* **YOUR TASK**:
Note how many lines hold the string "جرير" and give that number without any other words.

"""

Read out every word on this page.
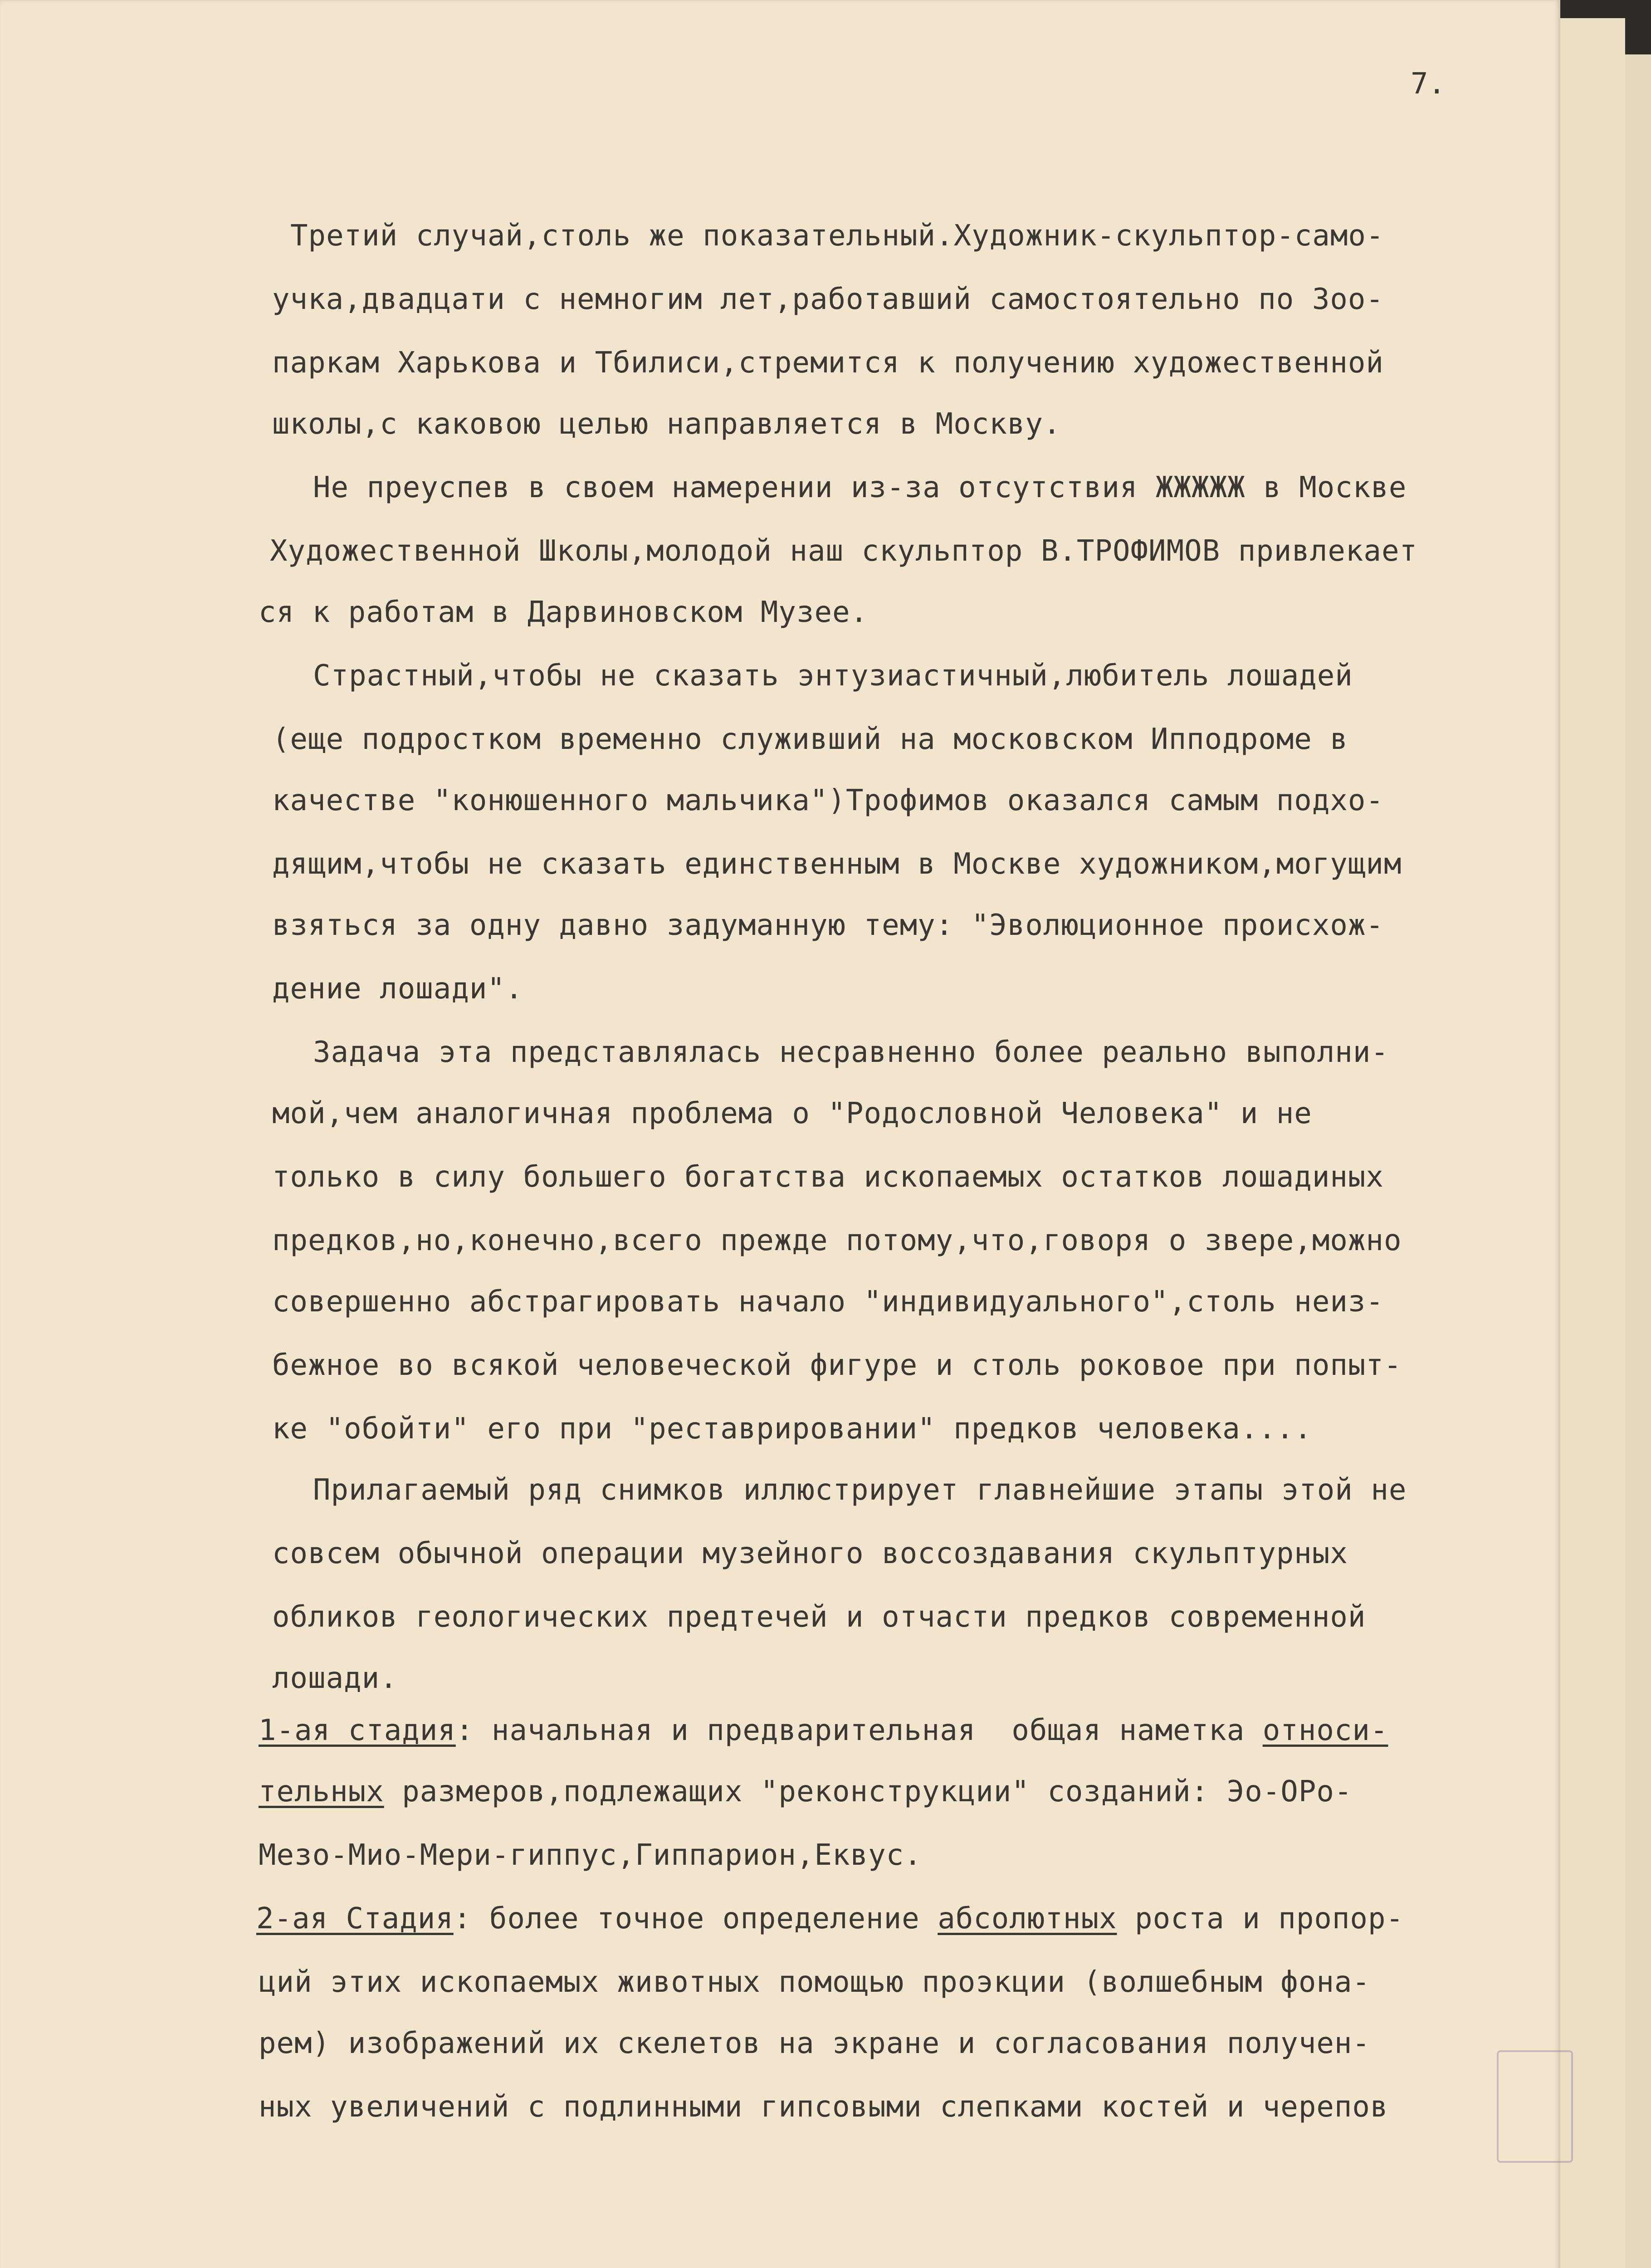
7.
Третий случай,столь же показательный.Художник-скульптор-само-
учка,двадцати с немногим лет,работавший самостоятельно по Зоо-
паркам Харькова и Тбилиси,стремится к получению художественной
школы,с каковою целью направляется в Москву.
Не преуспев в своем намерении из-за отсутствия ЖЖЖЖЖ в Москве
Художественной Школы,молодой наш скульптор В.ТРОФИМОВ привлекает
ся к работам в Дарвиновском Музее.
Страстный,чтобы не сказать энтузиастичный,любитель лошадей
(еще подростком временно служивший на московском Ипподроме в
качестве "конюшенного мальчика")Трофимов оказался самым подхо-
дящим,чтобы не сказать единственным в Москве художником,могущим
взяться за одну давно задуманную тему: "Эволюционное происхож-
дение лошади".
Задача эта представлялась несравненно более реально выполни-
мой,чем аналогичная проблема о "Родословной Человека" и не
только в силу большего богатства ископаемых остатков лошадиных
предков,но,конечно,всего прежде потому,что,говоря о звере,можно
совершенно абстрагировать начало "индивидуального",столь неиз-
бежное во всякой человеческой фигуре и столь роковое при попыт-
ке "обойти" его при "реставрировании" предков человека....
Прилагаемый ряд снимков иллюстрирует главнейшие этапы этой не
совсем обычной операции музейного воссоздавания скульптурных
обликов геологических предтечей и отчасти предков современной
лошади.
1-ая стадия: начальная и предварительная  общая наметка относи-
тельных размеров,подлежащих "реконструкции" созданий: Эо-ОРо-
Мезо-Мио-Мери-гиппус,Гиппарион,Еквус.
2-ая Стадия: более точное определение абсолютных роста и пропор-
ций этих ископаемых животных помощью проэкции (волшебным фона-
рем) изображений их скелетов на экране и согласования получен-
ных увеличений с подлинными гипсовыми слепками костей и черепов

"""
"""

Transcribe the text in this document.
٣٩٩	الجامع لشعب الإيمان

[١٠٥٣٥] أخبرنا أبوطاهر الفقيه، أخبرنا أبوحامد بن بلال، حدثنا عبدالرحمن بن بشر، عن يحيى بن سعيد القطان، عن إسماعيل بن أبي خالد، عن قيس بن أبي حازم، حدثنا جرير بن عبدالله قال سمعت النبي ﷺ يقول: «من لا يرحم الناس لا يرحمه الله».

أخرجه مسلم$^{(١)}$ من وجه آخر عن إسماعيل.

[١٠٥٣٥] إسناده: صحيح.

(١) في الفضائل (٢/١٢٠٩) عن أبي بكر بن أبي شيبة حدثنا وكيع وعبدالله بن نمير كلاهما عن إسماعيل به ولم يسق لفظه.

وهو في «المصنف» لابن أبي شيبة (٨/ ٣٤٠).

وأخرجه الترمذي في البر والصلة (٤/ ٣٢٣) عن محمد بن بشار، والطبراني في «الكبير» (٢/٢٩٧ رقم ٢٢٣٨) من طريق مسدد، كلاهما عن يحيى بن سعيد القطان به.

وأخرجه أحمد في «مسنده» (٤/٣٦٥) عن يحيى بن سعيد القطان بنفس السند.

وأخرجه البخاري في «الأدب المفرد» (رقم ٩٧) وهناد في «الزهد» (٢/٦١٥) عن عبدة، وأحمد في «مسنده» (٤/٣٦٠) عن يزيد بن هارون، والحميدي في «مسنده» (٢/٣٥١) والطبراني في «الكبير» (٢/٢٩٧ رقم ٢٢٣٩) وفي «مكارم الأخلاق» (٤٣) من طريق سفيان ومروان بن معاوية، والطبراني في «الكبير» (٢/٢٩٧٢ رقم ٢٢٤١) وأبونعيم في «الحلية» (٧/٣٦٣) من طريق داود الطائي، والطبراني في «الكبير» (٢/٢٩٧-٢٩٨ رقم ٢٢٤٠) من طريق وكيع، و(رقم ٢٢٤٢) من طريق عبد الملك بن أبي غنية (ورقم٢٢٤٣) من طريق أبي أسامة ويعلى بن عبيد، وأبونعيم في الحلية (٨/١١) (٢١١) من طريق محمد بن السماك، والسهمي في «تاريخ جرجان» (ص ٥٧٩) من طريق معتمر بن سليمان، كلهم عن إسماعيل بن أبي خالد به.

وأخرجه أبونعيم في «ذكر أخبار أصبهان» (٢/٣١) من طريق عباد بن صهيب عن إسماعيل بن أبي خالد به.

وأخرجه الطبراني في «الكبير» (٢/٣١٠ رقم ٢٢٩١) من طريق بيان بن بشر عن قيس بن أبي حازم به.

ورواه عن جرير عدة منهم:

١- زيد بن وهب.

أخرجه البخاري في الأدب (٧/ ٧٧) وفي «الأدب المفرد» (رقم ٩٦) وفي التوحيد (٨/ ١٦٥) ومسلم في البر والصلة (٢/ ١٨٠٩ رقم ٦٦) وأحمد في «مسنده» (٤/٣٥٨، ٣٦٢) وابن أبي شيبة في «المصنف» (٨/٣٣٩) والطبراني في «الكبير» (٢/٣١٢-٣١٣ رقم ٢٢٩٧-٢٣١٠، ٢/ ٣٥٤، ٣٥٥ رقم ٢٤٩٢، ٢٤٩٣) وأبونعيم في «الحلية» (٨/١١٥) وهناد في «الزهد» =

"""

* **SOLUTION FOR THIS PROBLEM**:
2